* _EXERCISE DIRECTIONS_
Only the number is needed: how many lines contain the word "资料性附录"?

** BEGIN INPUT ROWS **

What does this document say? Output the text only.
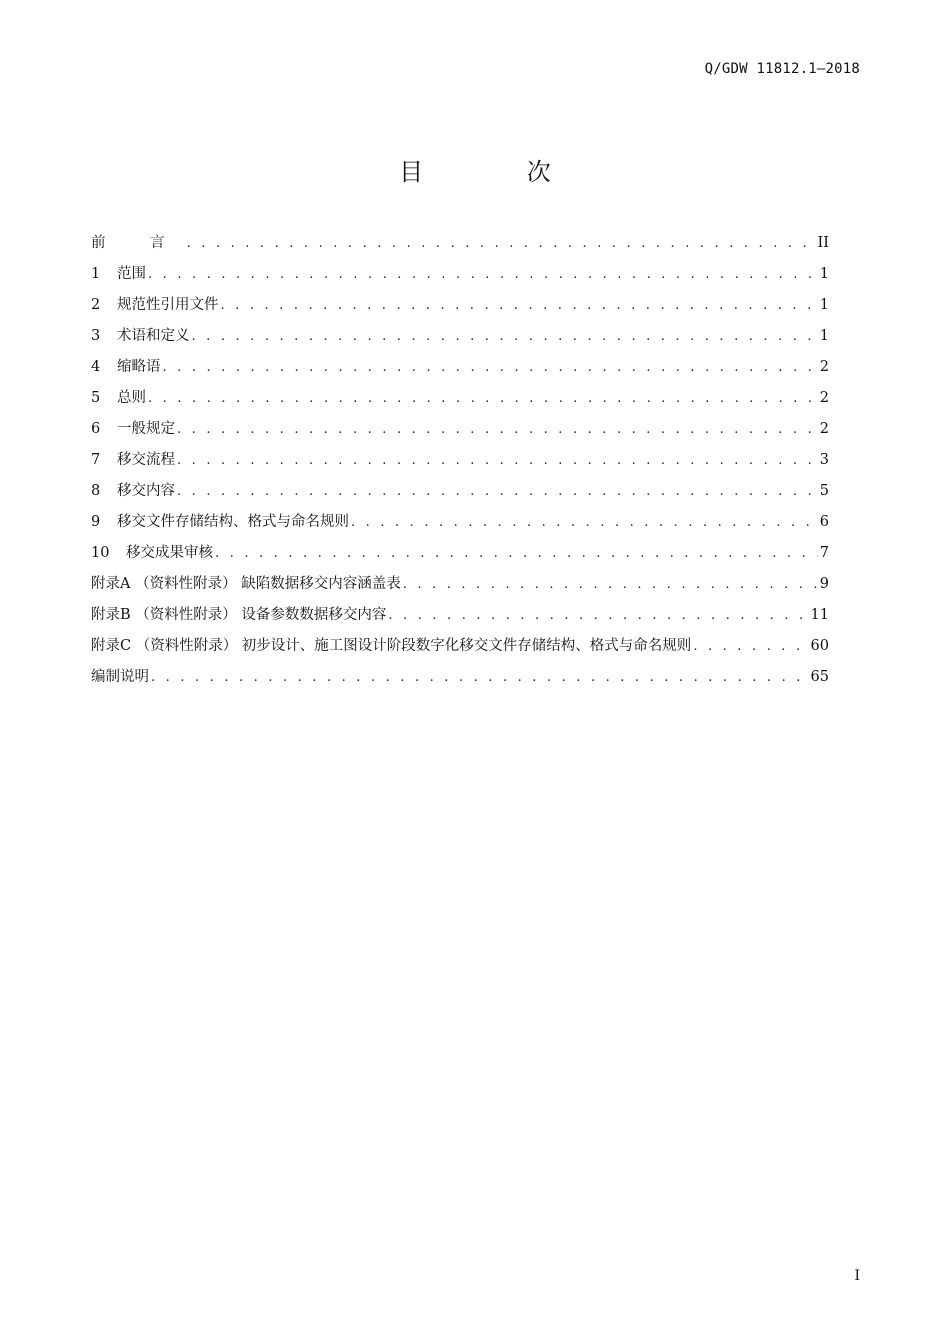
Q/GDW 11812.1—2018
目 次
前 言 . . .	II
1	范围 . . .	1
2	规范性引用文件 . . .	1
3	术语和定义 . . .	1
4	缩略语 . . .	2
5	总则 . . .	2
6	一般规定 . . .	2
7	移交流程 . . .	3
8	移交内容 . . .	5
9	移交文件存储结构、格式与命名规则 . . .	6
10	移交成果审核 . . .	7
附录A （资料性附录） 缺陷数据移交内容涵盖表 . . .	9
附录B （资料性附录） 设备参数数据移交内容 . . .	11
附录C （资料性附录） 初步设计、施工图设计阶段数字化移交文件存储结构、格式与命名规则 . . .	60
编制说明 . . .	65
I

** END INPUT ROWS **

* _EXPECTED OUTPUT_
3